» Objectif 1: Remplacez « purple » par « violet » dans les entrées, depuis leur début jusqu'à la ligne contenant « rod mid-left arrowhead » incluse, puis reproduisez ces lignes sans rien changer d'autre.

» Extrait source:
################

Où placer une épargne de 50.000 euros?
Dépités et affectés par les baisses de taux successives, les épargnants sont (désespérément) en quête de rendements plus attractifs. Mais en existe-t-il? Trois banques ont fait une proposition en s’employant à respecter l’équilibre entre sécurité et risque.
On peut s’étonner des montants records actuellement parqués sur les comptes d’épargne, mais pour de nombreux épargnants, il n’existe tout simplement pas d’alternative, car ils ne savent que faire de leurs économies. La rémunération d’un compte d’épargne ne dépasse plus 2,2%, et encore! Pour les obtenir, il faut se tourner vers les banques de "niche". Les rendements des autres produits à taux fixe, comme les bons de caisse, les comptes à terme et les assurances-épargne (Branche 21), sont tout aussi misérables. Les épargnants belges se retrouvent donc avec de gros montants sur leurs comptes d’épargne, en attendant des jours meilleurs.
Peu à peu, certains épargnants acceptent toutefois de prendre davantage de risques pour améliorer le rendement de leurs économies. La forte hausse du Bel20 depuis le début de l’année (+ 14%) a de quoi faire des jaloux. Au premier semestre, la plupart des assureurs ont d’ailleurs constaté une baisse des ventes des produits d’assurance-épar-gne, tandis que les ventes d’assurances-investissements (Branche 23) atteignaient des sommets. Contrairement à un compte d’épargne classique, ces produits ne garantissent aucun rendement. Tout dépend du portefeuille d’investissements sous-jacent. De leur côté, les banques ont constaté un regain d’intérêt pour les fonds d’investissement. "Le rendement potentiel est pourtant le dernier facteur dont il faut tenir compte en matière d’épargne. Il n’est pas du tout pertinent. Les épargnants basent trop souvent leurs décisions sur les informations qui font la une des journaux, plutôt que sur leurs propres attentes, leurs objectifs et de leur profil de risque", explique Luc Aben, économiste en chef de la banque privée néerlandaise Van Lanschot.

################

» Objectif 2: D'après l'extrait source, quelle fonction occupe Luc Aben ?

################

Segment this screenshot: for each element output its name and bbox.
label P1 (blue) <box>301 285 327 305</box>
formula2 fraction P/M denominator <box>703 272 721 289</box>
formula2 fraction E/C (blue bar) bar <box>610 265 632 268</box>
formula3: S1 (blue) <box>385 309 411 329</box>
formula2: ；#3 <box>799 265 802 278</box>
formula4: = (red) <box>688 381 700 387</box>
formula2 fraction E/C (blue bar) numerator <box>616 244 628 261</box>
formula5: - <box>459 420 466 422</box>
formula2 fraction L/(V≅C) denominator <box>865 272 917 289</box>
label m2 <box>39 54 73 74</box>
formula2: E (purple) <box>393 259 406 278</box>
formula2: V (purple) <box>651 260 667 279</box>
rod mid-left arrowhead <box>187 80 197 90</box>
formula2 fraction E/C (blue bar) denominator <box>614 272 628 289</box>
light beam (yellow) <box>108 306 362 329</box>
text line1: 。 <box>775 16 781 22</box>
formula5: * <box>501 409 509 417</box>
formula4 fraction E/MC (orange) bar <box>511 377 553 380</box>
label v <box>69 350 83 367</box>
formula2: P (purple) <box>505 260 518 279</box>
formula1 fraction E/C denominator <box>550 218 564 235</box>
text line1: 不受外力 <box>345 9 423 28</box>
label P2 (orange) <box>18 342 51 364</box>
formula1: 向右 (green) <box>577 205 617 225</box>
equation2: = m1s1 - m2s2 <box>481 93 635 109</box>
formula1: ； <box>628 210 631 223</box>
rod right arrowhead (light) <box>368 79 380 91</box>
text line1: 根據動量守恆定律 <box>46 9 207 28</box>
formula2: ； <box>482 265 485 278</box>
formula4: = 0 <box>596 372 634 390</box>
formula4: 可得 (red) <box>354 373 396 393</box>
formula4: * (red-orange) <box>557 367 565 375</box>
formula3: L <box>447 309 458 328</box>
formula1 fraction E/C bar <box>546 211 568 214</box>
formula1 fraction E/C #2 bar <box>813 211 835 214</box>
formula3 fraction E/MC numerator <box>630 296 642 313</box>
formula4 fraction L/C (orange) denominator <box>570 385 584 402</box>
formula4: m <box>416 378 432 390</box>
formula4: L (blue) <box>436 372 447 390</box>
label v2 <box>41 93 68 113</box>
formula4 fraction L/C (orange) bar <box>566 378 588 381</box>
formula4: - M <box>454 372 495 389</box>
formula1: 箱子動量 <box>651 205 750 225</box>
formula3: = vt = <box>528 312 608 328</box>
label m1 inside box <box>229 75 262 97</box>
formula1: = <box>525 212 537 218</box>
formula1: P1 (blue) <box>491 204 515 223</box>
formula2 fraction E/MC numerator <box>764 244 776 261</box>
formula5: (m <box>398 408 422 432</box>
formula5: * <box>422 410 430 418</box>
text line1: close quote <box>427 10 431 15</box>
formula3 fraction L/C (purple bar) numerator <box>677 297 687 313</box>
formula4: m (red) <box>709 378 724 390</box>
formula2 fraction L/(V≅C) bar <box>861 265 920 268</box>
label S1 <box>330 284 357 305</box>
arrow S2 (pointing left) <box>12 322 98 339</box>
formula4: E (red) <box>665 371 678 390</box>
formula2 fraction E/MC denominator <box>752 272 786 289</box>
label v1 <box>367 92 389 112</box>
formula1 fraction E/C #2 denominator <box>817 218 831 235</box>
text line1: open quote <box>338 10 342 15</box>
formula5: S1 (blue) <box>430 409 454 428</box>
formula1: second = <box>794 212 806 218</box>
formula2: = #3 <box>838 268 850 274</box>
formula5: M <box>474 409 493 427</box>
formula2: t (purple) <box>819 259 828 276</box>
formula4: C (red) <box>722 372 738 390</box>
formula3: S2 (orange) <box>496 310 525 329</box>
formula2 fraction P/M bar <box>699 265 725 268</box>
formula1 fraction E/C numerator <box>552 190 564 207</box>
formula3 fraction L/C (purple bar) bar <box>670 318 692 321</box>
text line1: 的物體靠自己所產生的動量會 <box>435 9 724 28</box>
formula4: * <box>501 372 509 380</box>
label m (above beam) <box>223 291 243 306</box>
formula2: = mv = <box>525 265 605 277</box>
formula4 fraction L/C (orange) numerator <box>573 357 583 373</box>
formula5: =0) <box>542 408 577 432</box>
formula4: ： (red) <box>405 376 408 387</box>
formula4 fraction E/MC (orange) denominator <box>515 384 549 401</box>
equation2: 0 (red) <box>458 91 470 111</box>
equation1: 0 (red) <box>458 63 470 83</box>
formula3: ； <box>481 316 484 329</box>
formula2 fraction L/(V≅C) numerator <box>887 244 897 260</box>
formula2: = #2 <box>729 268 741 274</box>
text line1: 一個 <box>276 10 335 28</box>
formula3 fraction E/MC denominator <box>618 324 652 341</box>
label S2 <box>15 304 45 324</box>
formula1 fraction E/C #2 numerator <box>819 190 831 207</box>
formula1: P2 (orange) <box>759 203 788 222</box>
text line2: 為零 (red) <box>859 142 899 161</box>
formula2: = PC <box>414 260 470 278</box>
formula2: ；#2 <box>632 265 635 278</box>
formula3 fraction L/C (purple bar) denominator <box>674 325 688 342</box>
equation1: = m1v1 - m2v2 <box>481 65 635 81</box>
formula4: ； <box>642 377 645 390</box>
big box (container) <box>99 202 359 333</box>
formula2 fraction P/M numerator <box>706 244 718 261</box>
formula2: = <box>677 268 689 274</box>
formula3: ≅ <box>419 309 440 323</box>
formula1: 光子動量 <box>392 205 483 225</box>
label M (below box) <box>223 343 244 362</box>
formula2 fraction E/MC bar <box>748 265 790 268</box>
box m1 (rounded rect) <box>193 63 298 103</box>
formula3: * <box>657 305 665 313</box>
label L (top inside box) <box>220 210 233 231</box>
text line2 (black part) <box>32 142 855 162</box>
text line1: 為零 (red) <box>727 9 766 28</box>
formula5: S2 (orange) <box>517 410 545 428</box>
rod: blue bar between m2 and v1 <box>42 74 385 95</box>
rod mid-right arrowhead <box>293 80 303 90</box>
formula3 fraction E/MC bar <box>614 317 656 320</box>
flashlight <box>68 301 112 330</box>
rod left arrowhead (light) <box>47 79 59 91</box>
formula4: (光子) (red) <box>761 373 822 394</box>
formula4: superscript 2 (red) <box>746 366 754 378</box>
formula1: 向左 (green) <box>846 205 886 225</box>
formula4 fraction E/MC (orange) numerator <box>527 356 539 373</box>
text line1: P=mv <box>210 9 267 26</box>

################

» Réponse rédigée 1:
Segment this screenshot: for each element output its name and bbox.
label P1 (blue) <box>301 285 327 305</box>
formula2 fraction P/M denominator <box>703 272 721 289</box>
formula2 fraction E/C (blue bar) bar <box>610 265 632 268</box>
formula3: S1 (blue) <box>385 309 411 329</box>
formula2: ；#3 <box>799 265 802 278</box>
formula4: = (red) <box>688 381 700 387</box>
formula2 fraction E/C (blue bar) numerator <box>616 244 628 261</box>
formula5: - <box>459 420 466 422</box>
formula2 fraction L/(V≅C) denominator <box>865 272 917 289</box>
label m2 <box>39 54 73 74</box>
formula2: E (violet) <box>393 259 406 278</box>
formula2: V (violet) <box>651 260 667 279</box>
rod mid-left arrowhead <box>187 80 197 90</box>

» Réponse rédigée 2: Il est économiste en chef de la banque privée néerlandaise Van Lanschot.